Request: Please copy every line of the records below that holds the word "UBND".

Supplied data:

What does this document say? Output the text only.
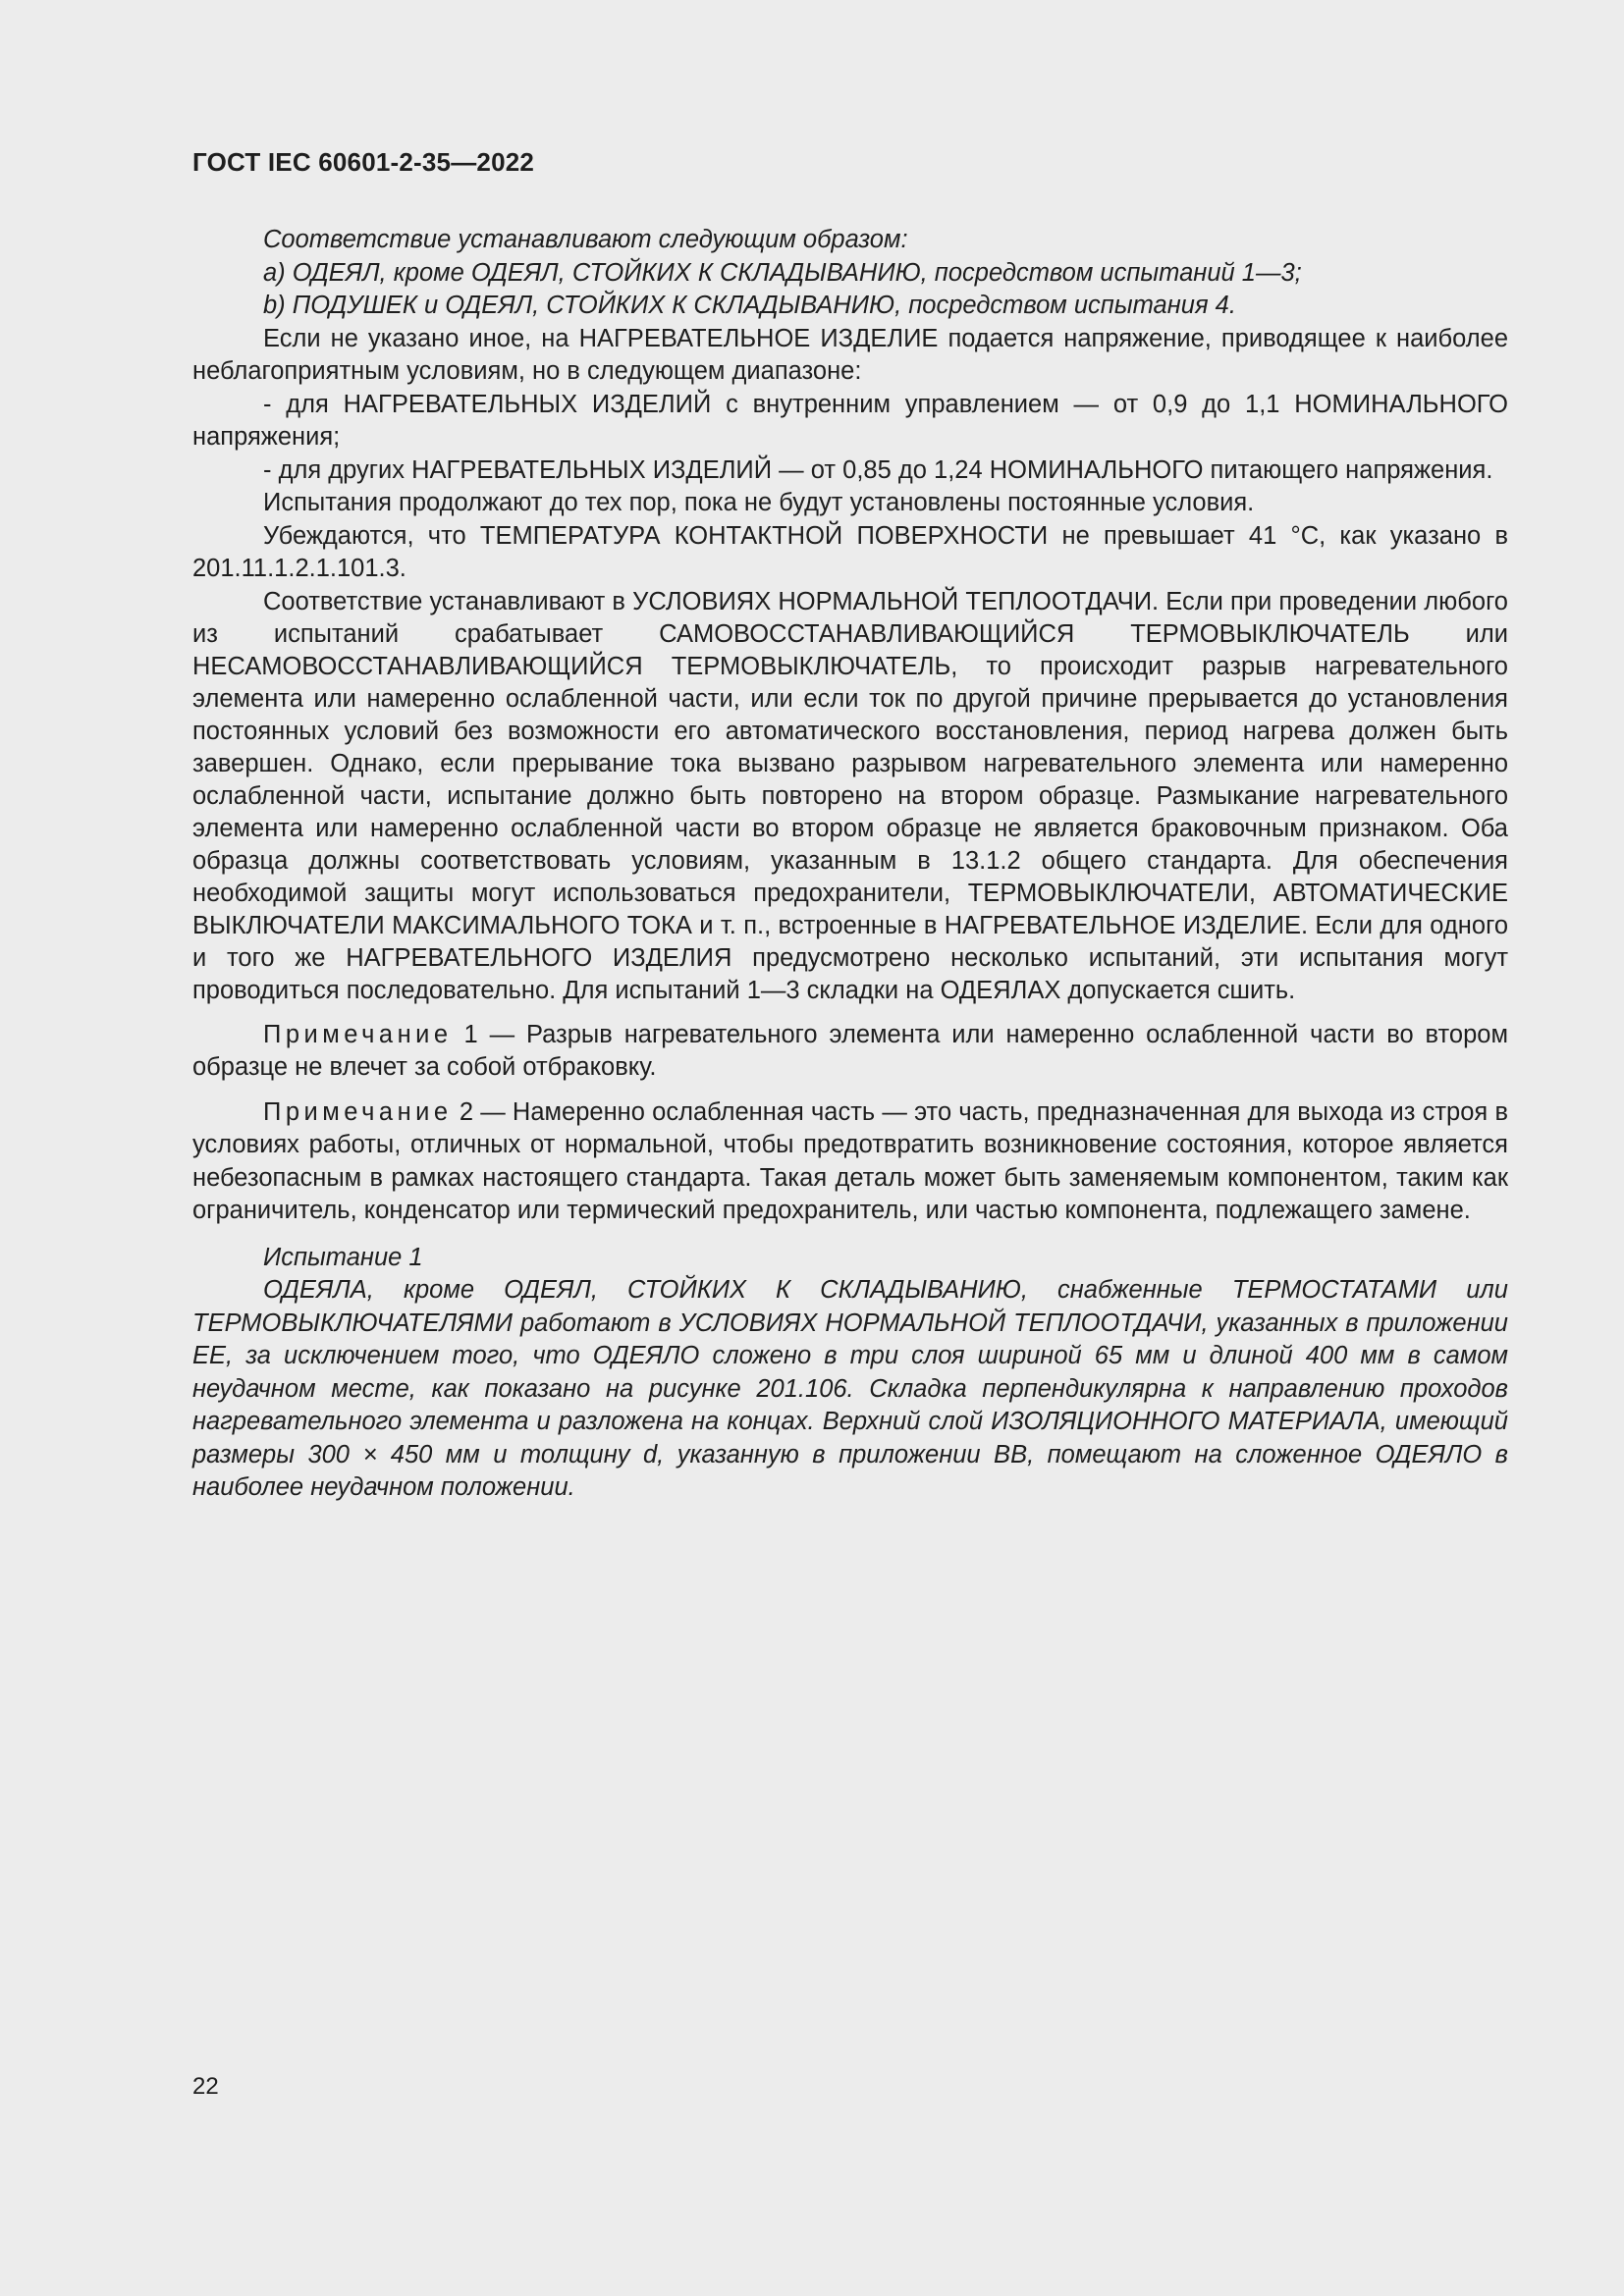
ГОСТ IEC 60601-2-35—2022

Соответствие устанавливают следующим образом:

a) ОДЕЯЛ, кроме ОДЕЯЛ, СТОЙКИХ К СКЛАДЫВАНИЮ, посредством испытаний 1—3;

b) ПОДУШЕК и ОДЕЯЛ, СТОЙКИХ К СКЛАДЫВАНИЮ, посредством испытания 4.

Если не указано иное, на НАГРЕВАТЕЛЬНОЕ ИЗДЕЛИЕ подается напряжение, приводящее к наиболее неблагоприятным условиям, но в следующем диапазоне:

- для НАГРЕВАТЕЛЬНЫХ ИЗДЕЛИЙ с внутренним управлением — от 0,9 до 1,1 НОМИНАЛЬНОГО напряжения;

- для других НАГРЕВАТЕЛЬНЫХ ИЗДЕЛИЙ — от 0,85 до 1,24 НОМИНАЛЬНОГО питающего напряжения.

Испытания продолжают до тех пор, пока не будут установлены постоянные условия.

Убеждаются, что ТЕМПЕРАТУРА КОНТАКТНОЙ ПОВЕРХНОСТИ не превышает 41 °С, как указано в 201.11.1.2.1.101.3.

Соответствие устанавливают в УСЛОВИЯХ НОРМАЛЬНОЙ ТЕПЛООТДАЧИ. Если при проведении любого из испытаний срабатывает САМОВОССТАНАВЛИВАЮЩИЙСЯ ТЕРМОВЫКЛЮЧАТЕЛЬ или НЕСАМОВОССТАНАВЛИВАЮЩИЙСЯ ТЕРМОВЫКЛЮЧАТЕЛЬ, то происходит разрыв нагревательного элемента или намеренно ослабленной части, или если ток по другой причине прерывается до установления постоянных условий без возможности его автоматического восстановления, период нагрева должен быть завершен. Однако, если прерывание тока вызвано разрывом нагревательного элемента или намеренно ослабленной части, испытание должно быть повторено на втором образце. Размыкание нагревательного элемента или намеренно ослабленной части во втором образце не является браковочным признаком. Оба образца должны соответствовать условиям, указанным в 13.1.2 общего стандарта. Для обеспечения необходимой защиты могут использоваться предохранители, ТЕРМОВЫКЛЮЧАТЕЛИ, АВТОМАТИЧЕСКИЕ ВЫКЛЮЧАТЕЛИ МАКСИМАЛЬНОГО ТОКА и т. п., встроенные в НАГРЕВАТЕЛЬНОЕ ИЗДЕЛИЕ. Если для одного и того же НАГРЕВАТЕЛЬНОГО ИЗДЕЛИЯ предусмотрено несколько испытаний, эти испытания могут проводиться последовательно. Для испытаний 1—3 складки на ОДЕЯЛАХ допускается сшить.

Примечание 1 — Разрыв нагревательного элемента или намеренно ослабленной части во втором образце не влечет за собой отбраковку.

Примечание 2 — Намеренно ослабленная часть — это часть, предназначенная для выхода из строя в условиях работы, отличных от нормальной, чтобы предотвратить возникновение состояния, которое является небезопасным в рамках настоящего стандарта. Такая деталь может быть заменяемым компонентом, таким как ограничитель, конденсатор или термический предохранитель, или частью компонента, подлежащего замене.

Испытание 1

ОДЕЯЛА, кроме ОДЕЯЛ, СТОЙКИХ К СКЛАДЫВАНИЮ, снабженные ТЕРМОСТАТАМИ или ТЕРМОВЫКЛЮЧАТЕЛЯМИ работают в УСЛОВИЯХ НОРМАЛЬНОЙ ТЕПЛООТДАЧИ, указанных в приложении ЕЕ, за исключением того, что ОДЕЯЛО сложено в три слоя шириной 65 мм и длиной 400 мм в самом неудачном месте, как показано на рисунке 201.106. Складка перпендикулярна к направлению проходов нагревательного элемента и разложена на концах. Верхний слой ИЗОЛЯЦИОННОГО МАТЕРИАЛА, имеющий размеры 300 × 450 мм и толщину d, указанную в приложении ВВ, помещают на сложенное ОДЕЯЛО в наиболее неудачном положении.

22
==
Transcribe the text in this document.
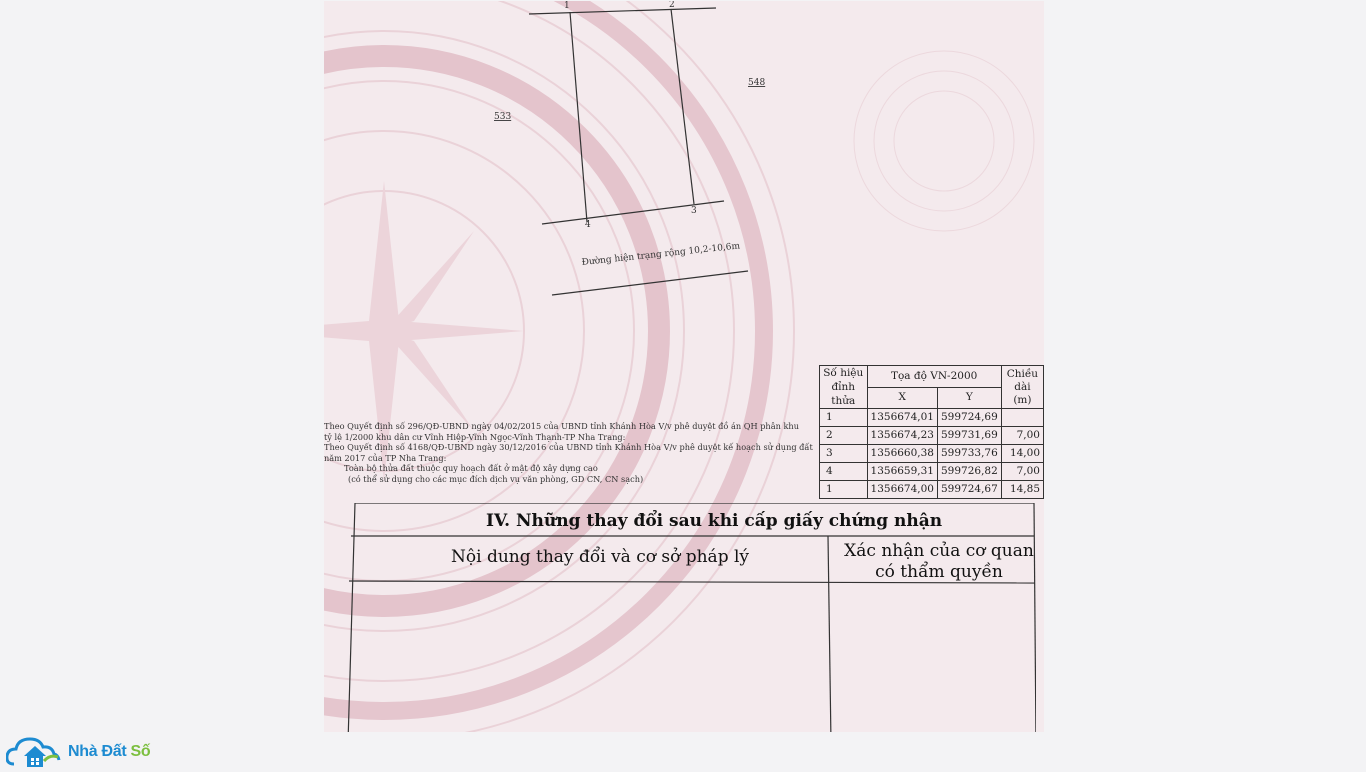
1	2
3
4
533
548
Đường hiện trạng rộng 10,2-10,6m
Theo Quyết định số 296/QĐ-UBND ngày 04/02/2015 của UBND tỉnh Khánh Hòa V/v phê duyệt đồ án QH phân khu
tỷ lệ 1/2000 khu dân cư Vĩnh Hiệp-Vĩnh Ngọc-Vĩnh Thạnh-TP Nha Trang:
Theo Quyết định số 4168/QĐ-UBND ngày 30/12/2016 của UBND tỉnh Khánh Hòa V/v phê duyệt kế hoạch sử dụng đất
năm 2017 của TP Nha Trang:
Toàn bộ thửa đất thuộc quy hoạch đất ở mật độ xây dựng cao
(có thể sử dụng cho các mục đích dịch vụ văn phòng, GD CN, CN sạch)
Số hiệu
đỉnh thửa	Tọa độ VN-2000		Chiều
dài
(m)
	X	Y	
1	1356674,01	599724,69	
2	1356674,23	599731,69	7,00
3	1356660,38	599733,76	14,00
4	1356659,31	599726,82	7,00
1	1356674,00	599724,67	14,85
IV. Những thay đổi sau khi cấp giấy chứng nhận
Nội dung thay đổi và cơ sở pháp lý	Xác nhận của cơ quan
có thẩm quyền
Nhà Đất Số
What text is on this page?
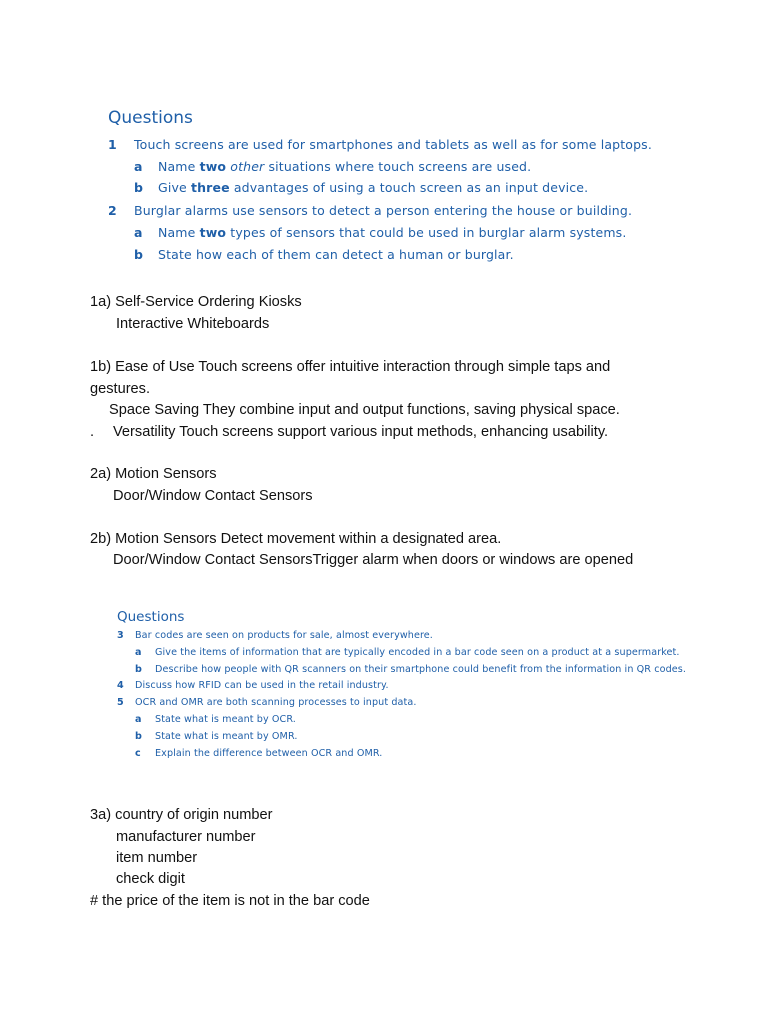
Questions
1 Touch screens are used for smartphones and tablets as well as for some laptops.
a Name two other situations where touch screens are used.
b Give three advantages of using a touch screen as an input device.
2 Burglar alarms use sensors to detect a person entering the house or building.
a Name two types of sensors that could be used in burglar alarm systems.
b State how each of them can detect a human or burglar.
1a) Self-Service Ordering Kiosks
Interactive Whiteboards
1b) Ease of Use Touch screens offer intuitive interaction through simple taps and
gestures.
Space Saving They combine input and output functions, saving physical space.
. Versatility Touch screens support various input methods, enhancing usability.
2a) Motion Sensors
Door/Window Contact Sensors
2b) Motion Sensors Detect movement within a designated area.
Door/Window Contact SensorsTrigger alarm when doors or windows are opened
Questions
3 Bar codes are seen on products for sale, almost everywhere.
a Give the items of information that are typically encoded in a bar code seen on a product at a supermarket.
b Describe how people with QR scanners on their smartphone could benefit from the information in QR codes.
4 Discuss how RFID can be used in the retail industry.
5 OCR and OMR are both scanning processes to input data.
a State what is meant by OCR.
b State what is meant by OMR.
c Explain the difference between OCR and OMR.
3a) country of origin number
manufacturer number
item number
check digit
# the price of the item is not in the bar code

Result for this task:
Theo Quyết định số 296/QĐ-UBND ngày 04/02/2015 của UBND tỉnh Khánh Hòa V/v phê duyệt đồ án QH phân khu
Theo Quyết định số 4168/QĐ-UBND ngày 30/12/2016 của UBND tỉnh Khánh Hòa V/v phê duyệt kế hoạch sử dụng đất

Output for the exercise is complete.